start MATERIAL TO PROCESS

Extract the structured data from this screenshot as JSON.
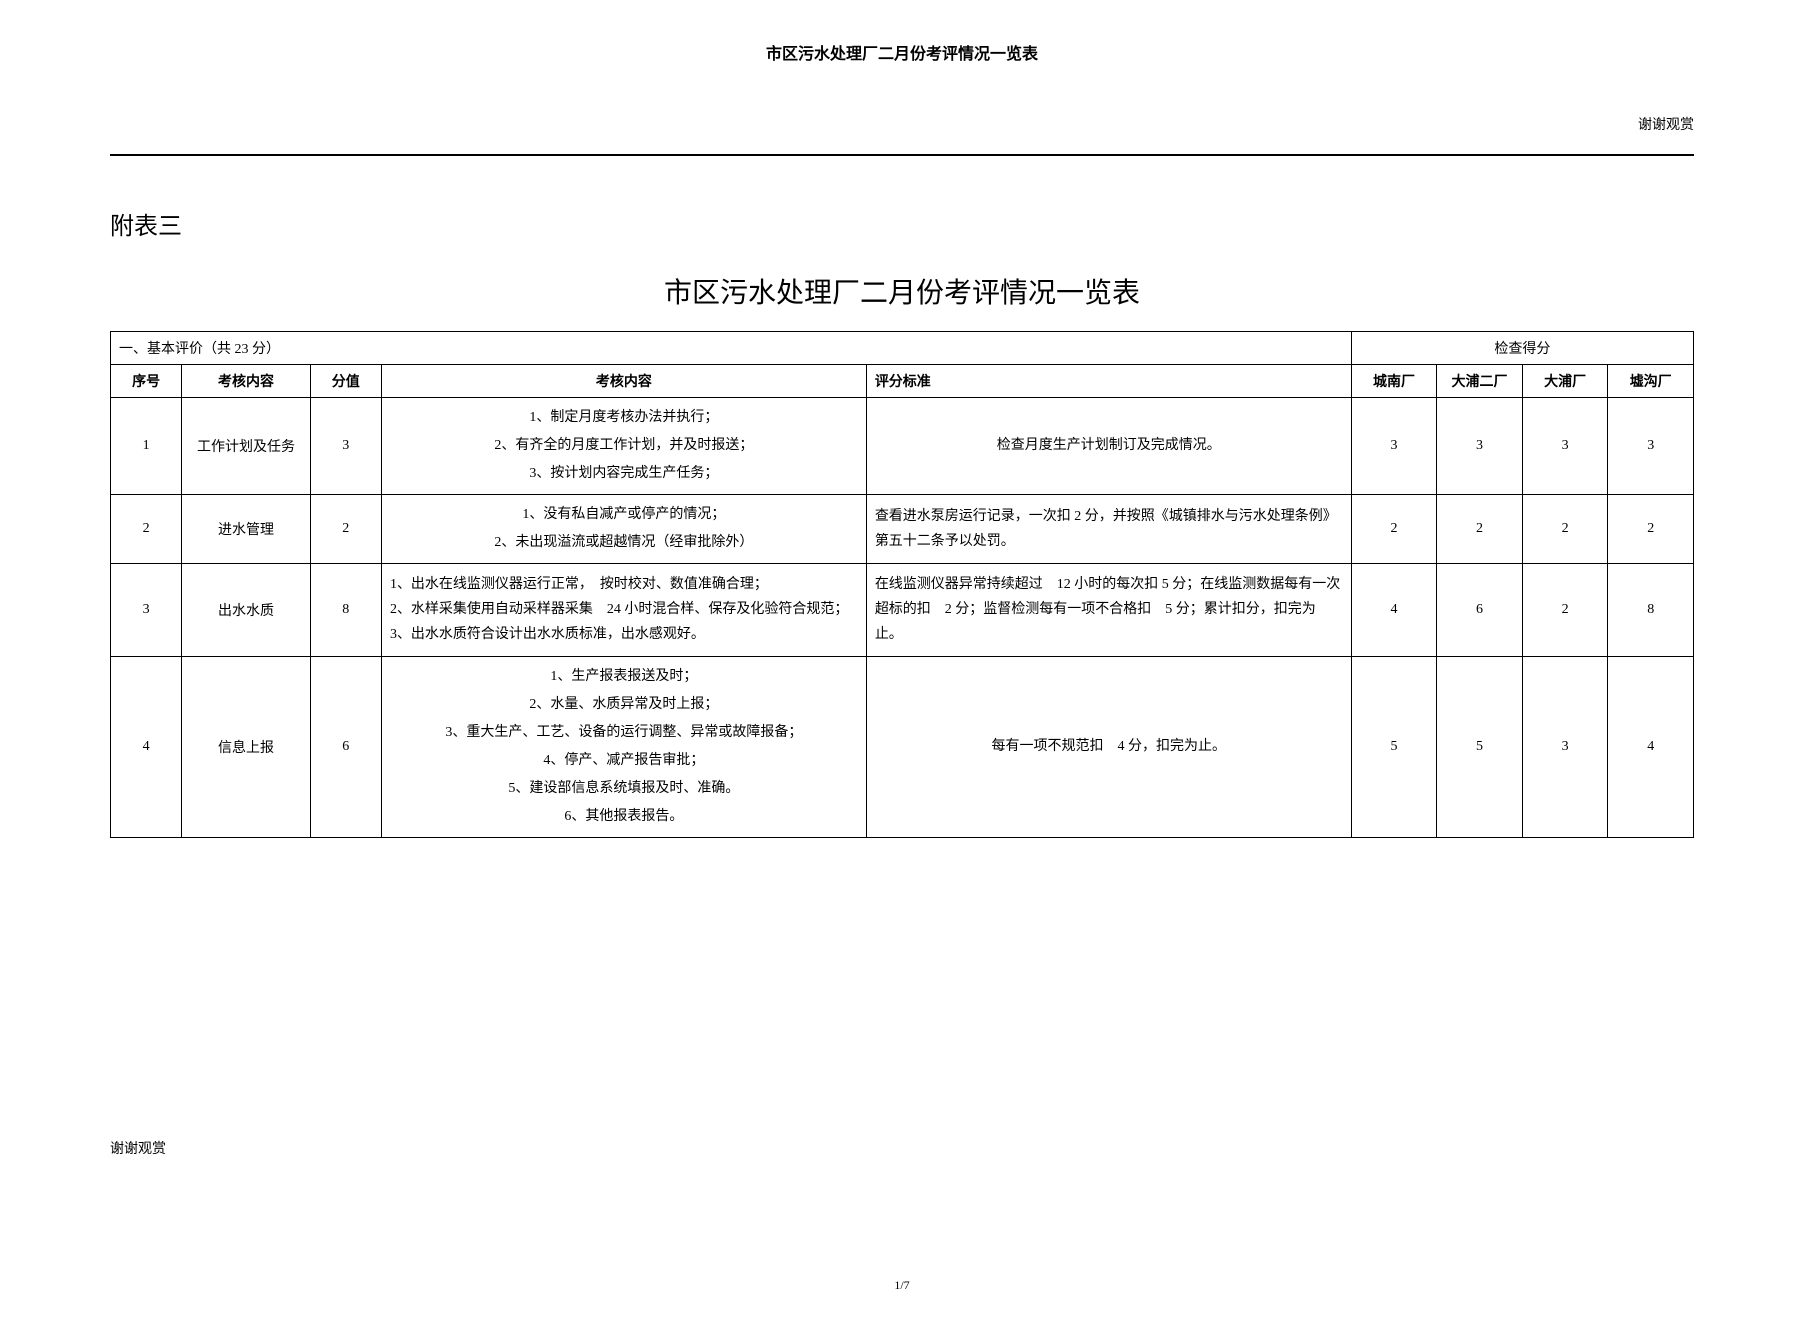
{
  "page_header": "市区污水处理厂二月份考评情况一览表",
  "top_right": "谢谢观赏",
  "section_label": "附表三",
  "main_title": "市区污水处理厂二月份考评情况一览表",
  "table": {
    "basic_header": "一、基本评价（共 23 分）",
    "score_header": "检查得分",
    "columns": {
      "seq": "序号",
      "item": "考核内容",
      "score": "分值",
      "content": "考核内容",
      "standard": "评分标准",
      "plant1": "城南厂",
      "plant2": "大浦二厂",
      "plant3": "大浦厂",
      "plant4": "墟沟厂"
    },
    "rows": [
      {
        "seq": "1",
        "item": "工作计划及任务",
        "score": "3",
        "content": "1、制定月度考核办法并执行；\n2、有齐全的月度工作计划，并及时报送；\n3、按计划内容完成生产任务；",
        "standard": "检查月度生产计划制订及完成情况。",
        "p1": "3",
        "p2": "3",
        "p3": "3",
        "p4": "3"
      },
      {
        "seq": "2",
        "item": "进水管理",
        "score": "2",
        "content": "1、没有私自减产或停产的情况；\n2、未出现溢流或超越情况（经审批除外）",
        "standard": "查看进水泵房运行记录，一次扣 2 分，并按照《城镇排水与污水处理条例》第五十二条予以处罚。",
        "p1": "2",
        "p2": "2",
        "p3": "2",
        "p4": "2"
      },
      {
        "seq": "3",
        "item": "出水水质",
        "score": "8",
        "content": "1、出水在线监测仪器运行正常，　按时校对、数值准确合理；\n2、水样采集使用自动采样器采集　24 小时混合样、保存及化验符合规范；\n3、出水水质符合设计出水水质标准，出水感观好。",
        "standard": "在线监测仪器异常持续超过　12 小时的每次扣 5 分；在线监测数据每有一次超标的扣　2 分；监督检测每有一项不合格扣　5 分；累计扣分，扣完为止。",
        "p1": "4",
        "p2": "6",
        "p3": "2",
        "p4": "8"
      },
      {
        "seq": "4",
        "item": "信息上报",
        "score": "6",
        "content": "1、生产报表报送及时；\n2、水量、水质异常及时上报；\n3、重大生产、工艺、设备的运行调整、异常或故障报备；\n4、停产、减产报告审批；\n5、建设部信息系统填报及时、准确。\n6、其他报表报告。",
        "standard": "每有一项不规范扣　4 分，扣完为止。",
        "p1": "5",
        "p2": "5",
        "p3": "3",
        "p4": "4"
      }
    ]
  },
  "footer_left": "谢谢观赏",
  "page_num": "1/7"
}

end MATERIAL TO PROCESS
start MATERIAL TO PROCESS

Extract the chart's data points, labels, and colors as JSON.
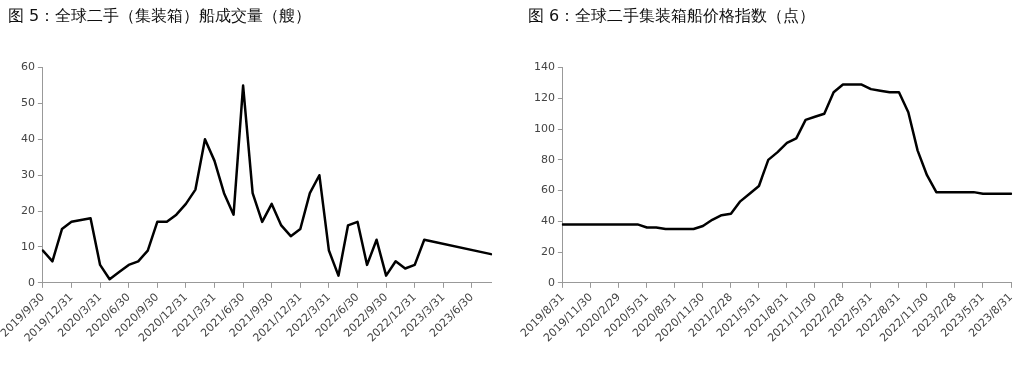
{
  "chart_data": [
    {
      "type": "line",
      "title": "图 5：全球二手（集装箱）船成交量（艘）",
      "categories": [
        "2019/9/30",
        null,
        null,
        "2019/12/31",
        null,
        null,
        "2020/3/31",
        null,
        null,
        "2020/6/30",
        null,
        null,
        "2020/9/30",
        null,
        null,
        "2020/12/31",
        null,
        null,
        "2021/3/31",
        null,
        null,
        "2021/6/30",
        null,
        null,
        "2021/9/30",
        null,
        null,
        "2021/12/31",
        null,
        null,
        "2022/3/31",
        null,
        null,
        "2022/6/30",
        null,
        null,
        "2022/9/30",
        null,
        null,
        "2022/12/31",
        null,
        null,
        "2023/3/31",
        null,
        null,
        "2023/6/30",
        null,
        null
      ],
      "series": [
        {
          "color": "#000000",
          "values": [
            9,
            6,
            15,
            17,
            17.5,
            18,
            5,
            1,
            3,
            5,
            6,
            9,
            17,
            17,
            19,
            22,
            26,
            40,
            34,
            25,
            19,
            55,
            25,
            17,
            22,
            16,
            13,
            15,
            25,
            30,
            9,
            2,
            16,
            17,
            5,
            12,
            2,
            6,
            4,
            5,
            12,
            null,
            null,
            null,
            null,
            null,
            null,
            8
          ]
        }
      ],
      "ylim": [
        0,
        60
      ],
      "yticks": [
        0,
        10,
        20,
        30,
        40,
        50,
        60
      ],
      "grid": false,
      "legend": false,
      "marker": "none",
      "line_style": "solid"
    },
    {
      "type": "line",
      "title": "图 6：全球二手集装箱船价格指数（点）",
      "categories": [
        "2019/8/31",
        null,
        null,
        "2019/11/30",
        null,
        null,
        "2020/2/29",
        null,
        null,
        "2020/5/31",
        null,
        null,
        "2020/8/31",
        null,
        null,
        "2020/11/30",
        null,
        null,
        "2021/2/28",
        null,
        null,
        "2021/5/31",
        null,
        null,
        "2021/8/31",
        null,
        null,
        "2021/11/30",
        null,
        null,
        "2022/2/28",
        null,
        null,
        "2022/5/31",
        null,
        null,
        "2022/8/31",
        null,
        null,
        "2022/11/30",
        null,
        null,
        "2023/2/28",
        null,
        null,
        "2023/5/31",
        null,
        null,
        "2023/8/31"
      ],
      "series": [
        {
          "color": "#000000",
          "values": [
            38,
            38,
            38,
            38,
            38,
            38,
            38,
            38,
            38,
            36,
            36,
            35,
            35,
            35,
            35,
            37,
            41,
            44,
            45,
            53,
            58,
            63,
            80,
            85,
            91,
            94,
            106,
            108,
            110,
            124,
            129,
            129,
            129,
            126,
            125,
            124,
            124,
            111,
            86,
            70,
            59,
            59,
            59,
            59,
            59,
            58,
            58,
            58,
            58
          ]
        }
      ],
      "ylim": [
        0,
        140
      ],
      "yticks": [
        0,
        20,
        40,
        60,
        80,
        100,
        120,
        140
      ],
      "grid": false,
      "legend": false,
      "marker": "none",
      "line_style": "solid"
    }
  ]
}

end MATERIAL TO PROCESS
start MATERIAL TO PROCESS

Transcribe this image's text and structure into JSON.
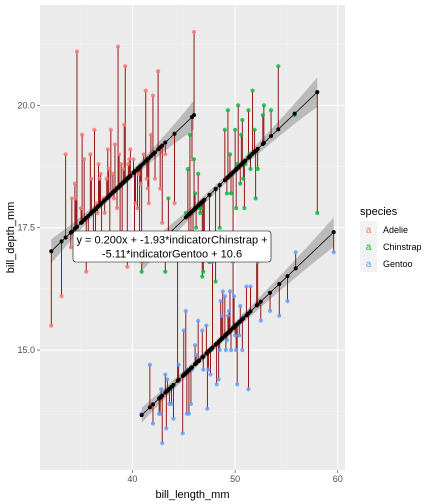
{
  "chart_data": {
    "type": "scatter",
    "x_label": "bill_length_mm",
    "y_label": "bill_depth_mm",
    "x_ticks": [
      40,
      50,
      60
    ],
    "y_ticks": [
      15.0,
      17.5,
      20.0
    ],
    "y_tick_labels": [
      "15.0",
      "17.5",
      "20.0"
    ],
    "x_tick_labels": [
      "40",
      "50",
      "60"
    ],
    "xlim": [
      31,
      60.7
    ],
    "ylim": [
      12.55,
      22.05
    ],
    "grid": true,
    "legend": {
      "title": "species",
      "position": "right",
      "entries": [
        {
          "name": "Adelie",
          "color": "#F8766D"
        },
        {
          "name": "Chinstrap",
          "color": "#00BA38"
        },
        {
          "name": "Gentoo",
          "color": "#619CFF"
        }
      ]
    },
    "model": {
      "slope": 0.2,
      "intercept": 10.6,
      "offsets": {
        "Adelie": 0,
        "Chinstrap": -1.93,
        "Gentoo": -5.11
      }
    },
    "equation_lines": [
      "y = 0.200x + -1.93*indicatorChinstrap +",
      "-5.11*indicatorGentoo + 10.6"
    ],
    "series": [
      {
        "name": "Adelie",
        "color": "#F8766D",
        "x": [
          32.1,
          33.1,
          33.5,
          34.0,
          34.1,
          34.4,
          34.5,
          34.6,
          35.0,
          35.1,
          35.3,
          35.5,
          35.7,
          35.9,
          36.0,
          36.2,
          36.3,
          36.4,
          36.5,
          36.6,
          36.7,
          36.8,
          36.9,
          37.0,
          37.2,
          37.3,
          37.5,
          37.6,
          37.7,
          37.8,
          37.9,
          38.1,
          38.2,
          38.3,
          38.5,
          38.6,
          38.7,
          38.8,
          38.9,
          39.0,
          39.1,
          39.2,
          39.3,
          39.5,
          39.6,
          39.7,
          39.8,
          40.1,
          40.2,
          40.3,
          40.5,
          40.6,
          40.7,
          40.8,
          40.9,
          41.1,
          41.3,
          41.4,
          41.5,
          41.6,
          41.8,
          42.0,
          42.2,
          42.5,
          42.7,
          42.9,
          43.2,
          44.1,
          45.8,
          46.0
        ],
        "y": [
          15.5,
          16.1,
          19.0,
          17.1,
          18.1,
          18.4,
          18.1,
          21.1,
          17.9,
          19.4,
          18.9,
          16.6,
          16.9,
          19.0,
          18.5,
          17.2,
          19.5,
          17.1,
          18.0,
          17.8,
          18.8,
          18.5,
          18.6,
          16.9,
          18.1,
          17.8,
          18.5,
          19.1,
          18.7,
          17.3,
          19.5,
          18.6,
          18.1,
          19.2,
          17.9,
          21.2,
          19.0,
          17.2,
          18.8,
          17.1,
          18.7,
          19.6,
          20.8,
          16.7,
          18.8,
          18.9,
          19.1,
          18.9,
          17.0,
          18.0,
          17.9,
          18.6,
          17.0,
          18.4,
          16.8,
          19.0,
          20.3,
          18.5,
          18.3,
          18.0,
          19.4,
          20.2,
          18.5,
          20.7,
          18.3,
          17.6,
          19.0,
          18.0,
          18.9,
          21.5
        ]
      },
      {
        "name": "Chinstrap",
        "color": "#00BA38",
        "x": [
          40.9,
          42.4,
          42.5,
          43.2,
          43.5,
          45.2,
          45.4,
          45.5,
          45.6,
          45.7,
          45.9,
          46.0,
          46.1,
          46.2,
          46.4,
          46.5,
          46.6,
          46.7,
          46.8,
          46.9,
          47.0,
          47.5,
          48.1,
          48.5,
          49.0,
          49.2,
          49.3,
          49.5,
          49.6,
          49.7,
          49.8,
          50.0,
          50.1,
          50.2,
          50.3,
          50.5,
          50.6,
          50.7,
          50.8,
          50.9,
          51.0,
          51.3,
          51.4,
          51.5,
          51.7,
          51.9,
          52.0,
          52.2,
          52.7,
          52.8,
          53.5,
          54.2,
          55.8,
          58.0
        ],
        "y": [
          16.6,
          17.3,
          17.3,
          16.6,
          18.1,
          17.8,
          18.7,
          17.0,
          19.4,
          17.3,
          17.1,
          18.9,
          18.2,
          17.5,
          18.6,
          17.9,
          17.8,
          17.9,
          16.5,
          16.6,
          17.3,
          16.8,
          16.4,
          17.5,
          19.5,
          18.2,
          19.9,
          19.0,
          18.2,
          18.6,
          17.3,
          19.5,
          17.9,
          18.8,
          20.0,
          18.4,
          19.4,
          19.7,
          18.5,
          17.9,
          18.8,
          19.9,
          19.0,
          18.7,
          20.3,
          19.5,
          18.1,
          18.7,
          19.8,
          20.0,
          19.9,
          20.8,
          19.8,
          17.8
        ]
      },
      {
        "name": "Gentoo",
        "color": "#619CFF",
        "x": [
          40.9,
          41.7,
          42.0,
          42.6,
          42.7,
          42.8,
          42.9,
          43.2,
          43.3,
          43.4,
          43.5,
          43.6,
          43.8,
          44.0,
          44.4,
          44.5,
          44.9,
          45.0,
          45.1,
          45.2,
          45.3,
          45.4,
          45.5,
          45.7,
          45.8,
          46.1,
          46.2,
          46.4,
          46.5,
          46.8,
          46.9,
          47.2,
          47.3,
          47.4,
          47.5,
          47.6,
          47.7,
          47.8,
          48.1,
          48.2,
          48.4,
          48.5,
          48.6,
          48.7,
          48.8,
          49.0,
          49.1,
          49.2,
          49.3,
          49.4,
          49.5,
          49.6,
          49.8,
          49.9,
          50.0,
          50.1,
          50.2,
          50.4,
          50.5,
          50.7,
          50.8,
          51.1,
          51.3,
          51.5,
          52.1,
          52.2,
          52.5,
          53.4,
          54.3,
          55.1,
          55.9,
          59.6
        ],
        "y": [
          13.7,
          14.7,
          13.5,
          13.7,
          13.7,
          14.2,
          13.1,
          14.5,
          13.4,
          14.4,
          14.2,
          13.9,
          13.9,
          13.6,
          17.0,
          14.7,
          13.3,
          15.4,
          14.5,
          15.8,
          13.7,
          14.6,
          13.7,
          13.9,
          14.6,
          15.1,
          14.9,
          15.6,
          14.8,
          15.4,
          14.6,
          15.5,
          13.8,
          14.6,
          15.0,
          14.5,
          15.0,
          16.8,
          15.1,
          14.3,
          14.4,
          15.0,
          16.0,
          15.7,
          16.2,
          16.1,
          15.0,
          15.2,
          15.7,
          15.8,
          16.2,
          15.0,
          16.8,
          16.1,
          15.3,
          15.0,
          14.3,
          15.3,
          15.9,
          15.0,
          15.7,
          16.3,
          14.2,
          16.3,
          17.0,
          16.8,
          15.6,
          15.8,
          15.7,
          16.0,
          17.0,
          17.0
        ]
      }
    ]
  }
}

end MATERIAL TO PROCESS

Which lines include the word "item"? Copy every one of them.

- _COMPLETED EXERCISE_
      "item": "考核内容",
        "item": "工作计划及任务",
        "item": "进水管理",
        "item": "出水水质",
        "item": "信息上报",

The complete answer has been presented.